§ **What is required**:
Check every line below for the word "this" and show those that hold it.
━━━━━━━━
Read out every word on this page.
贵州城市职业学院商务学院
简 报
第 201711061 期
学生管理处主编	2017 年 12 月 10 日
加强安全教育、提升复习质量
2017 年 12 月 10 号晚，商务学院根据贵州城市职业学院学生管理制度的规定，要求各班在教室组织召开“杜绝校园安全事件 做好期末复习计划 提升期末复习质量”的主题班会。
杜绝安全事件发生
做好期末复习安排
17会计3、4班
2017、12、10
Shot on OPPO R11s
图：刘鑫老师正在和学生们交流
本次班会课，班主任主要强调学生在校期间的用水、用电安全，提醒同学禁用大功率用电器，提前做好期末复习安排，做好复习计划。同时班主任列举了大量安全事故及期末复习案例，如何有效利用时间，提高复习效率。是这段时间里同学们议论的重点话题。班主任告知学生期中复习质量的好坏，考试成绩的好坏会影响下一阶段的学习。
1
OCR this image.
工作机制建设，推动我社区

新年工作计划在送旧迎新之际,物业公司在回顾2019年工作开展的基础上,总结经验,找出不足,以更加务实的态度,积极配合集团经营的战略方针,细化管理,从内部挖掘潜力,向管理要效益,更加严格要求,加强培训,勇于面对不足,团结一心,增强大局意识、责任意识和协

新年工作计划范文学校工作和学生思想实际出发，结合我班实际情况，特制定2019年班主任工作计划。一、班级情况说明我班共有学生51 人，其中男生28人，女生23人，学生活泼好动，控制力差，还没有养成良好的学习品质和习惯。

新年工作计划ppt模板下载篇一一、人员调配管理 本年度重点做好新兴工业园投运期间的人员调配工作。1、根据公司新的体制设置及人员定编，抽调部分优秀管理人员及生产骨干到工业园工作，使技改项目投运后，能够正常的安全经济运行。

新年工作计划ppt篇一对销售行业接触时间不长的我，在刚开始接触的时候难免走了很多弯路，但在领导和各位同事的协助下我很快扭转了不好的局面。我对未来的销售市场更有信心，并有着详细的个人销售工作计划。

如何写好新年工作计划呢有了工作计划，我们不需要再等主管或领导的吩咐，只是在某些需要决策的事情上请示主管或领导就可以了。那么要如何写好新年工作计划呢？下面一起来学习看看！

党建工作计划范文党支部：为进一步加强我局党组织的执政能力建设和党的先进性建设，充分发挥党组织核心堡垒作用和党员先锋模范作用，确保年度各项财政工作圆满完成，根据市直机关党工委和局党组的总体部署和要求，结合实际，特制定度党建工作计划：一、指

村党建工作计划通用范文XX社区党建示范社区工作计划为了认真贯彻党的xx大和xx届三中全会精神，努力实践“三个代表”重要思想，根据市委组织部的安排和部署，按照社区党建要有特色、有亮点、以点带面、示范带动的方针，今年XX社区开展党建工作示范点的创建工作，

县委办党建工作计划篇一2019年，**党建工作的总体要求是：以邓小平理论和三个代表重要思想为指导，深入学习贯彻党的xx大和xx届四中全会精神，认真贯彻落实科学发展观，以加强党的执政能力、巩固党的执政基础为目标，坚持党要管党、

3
━━━━━━━━
§ **Answer for the task**:
Read out every word on this page.
OCR this image.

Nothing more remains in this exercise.